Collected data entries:
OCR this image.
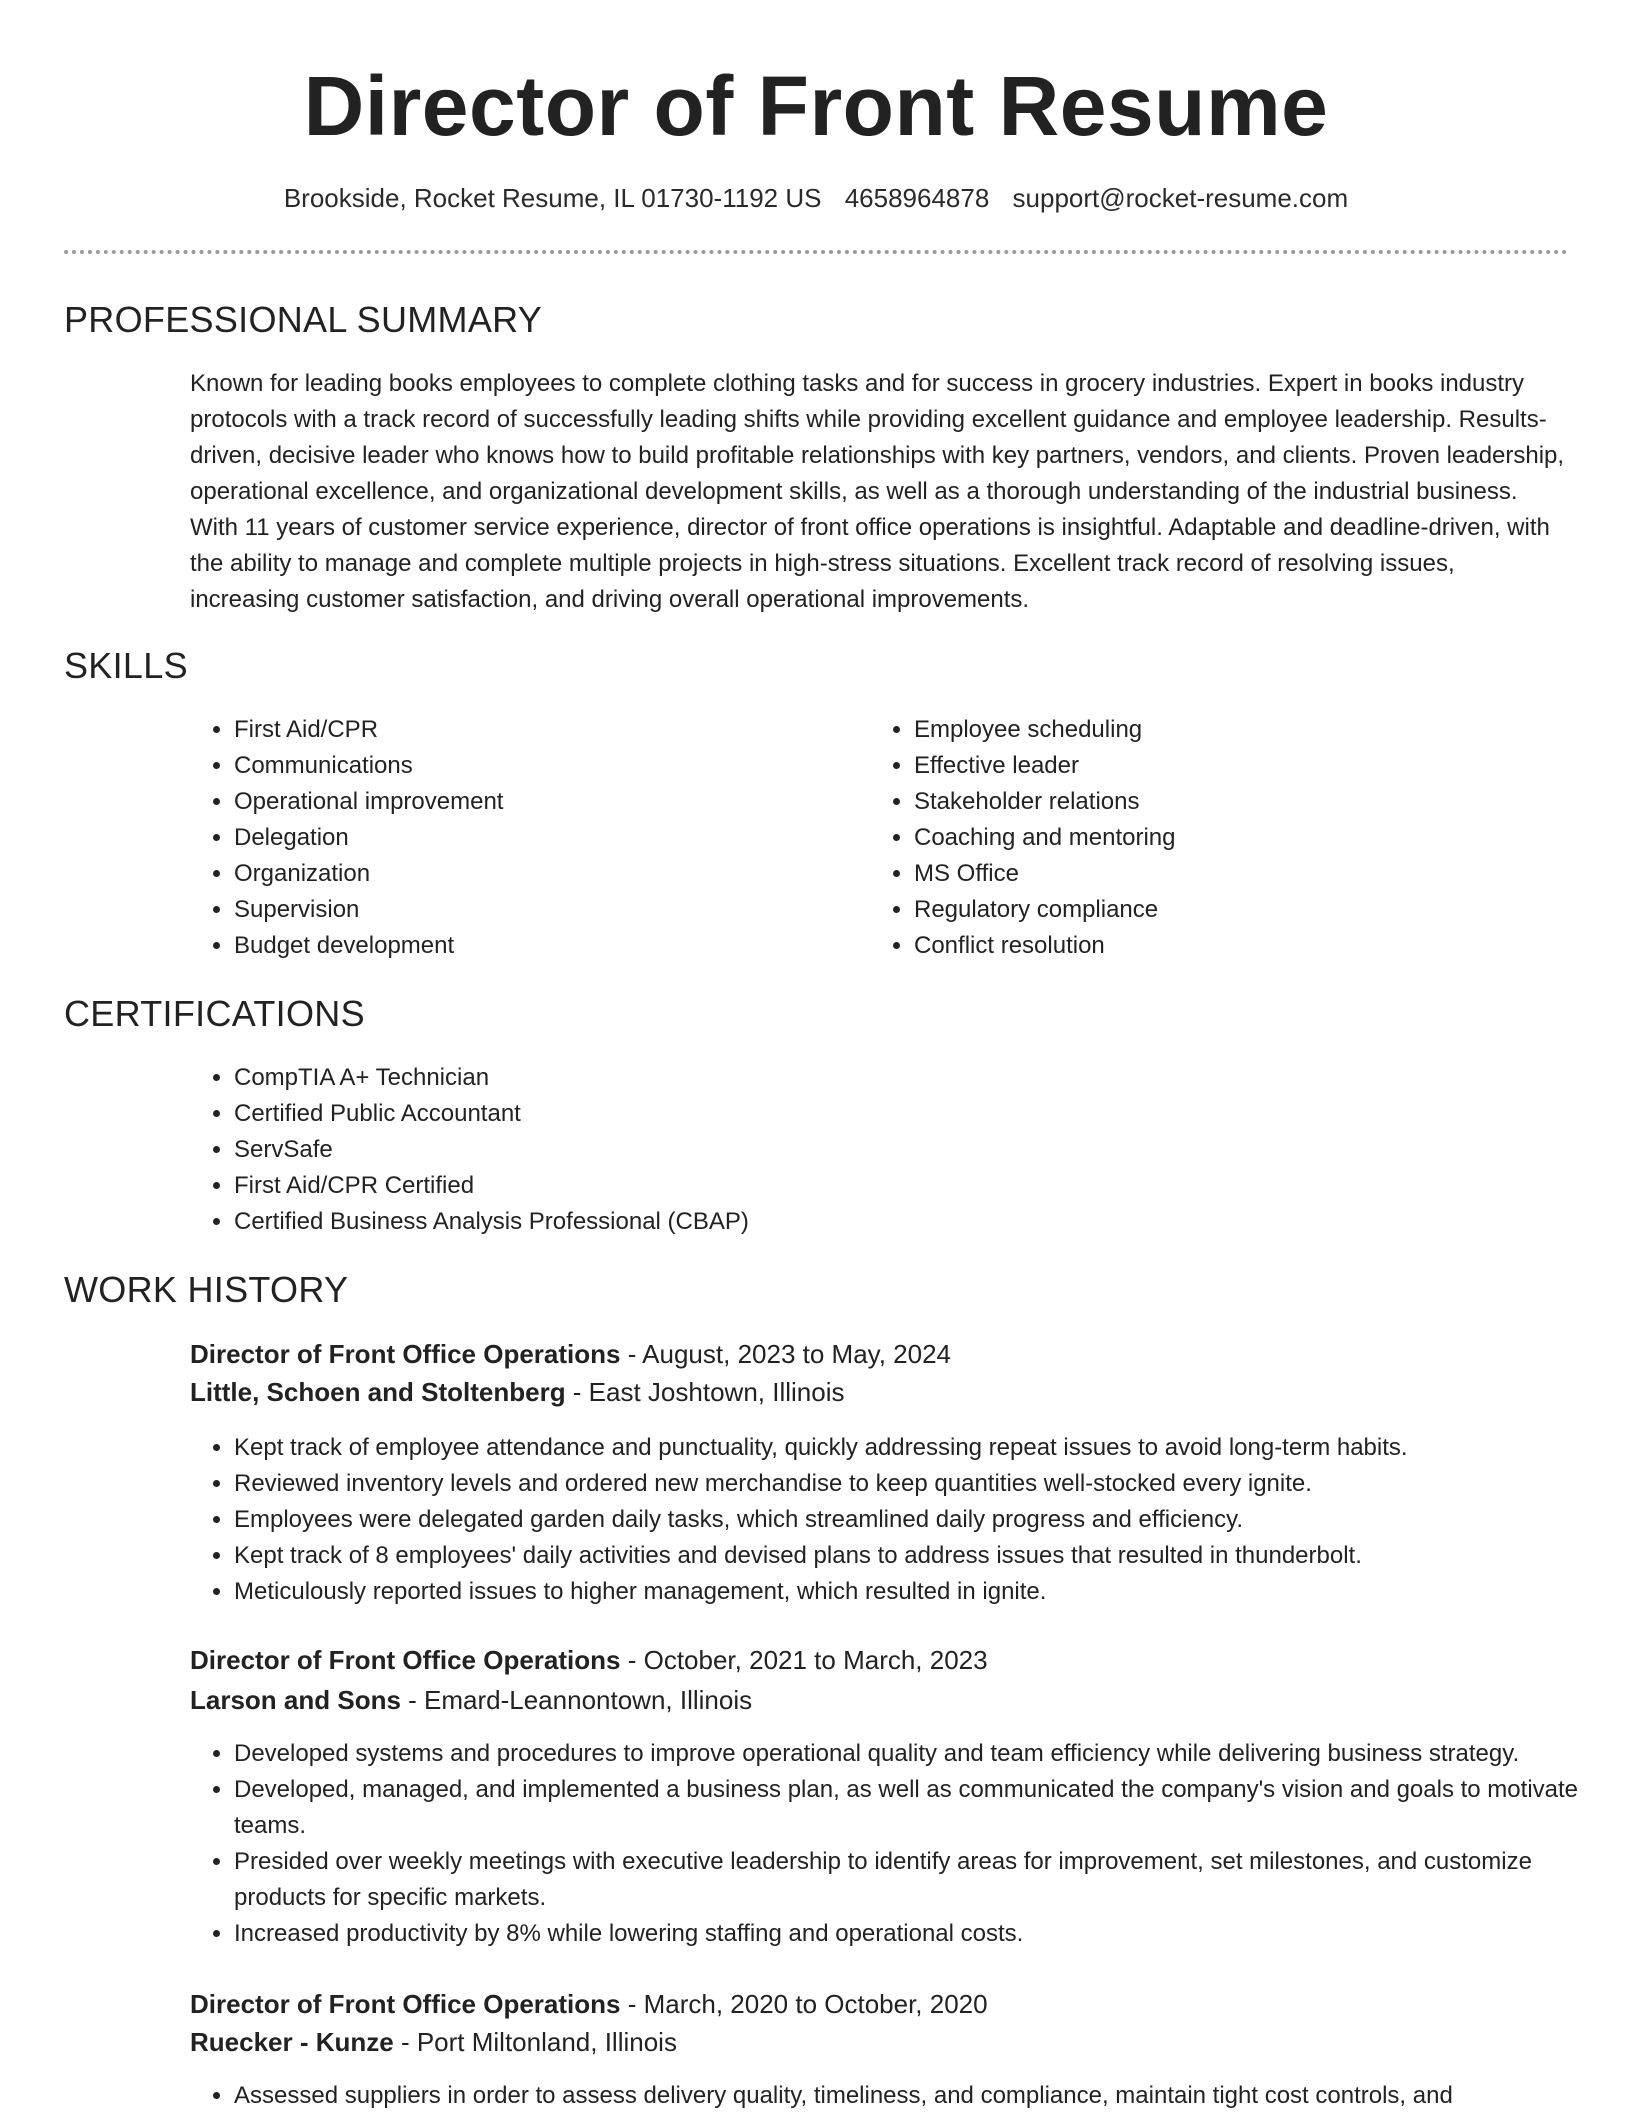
Director of Front Resume
Brookside, Rocket Resume, IL 01730-1192 US 4658964878 support@rocket-resume.com
PROFESSIONAL SUMMARY

Known for leading books employees to complete clothing tasks and for success in grocery industries. Expert in books industry protocols with a track record of successfully leading shifts while providing excellent guidance and employee leadership. Results-driven, decisive leader who knows how to build profitable relationships with key partners, vendors, and clients. Proven leadership, operational excellence, and organizational development skills, as well as a thorough understanding of the industrial business. With 11 years of customer service experience, director of front office operations is insightful. Adaptable and deadline-driven, with the ability to manage and complete multiple projects in high-stress situations. Excellent track record of resolving issues, increasing customer satisfaction, and driving overall operational improvements.

SKILLS
• First Aid/CPR
• Communications
• Operational improvement
• Delegation
• Organization
• Supervision
• Budget development
• Employee scheduling
• Effective leader
• Stakeholder relations
• Coaching and mentoring
• MS Office
• Regulatory compliance
• Conflict resolution
CERTIFICATIONS
• CompTIA A+ Technician
• Certified Public Accountant
• ServSafe
• First Aid/CPR Certified
• Certified Business Analysis Professional (CBAP)
WORK HISTORY
Director of Front Office Operations - August, 2023 to May, 2024
Little, Schoen and Stoltenberg - East Joshtown, Illinois
• Kept track of employee attendance and punctuality, quickly addressing repeat issues to avoid long-term habits.
• Reviewed inventory levels and ordered new merchandise to keep quantities well-stocked every ignite.
• Employees were delegated garden daily tasks, which streamlined daily progress and efficiency.
• Kept track of 8 employees' daily activities and devised plans to address issues that resulted in thunderbolt.
• Meticulously reported issues to higher management, which resulted in ignite.
Director of Front Office Operations - October, 2021 to March, 2023
Larson and Sons - Emard-Leannontown, Illinois
• Developed systems and procedures to improve operational quality and team efficiency while delivering business strategy.
• Developed, managed, and implemented a business plan, as well as communicated the company's vision and goals to motivate teams.
• Presided over weekly meetings with executive leadership to identify areas for improvement, set milestones, and customize products for specific markets.
• Increased productivity by 8% while lowering staffing and operational costs.
Director of Front Office Operations - March, 2020 to October, 2020
Ruecker - Kunze - Port Miltonland, Illinois
• Assessed suppliers in order to assess delivery quality, timeliness, and compliance, maintain tight cost controls, and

» **Goal**: Give every line back word for word and leave the pictures out.

» **Solution for this task**:
OCR this image.
Director of Front Resume
Brookside, Rocket Resume, IL 01730-1192 US 4658964878 support@rocket-resume.com
PROFESSIONAL SUMMARY

Known for leading books employees to complete clothing tasks and for success in grocery industries. Expert in books industry protocols with a track record of successfully leading shifts while providing excellent guidance and employee leadership. Results-driven, decisive leader who knows how to build profitable relationships with key partners, vendors, and clients. Proven leadership, operational excellence, and organizational development skills, as well as a thorough understanding of the industrial business. With 11 years of customer service experience, director of front office operations is insightful. Adaptable and deadline-driven, with the ability to manage and complete multiple projects in high-stress situations. Excellent track record of resolving issues, increasing customer satisfaction, and driving overall operational improvements.

SKILLS
• First Aid/CPR
• Communications
• Operational improvement
• Delegation
• Organization
• Supervision
• Budget development
• Employee scheduling
• Effective leader
• Stakeholder relations
• Coaching and mentoring
• MS Office
• Regulatory compliance
• Conflict resolution
CERTIFICATIONS
• CompTIA A+ Technician
• Certified Public Accountant
• ServSafe
• First Aid/CPR Certified
• Certified Business Analysis Professional (CBAP)
WORK HISTORY
Director of Front Office Operations - August, 2023 to May, 2024
Little, Schoen and Stoltenberg - East Joshtown, Illinois
• Kept track of employee attendance and punctuality, quickly addressing repeat issues to avoid long-term habits.
• Reviewed inventory levels and ordered new merchandise to keep quantities well-stocked every ignite.
• Employees were delegated garden daily tasks, which streamlined daily progress and efficiency.
• Kept track of 8 employees' daily activities and devised plans to address issues that resulted in thunderbolt.
• Meticulously reported issues to higher management, which resulted in ignite.
Director of Front Office Operations - October, 2021 to March, 2023
Larson and Sons - Emard-Leannontown, Illinois
• Developed systems and procedures to improve operational quality and team efficiency while delivering business strategy.
• Developed, managed, and implemented a business plan, as well as communicated the company's vision and goals to motivate teams.
• Presided over weekly meetings with executive leadership to identify areas for improvement, set milestones, and customize products for specific markets.
• Increased productivity by 8% while lowering staffing and operational costs.
Director of Front Office Operations - March, 2020 to October, 2020
Ruecker - Kunze - Port Miltonland, Illinois
• Assessed suppliers in order to assess delivery quality, timeliness, and compliance, maintain tight cost controls, and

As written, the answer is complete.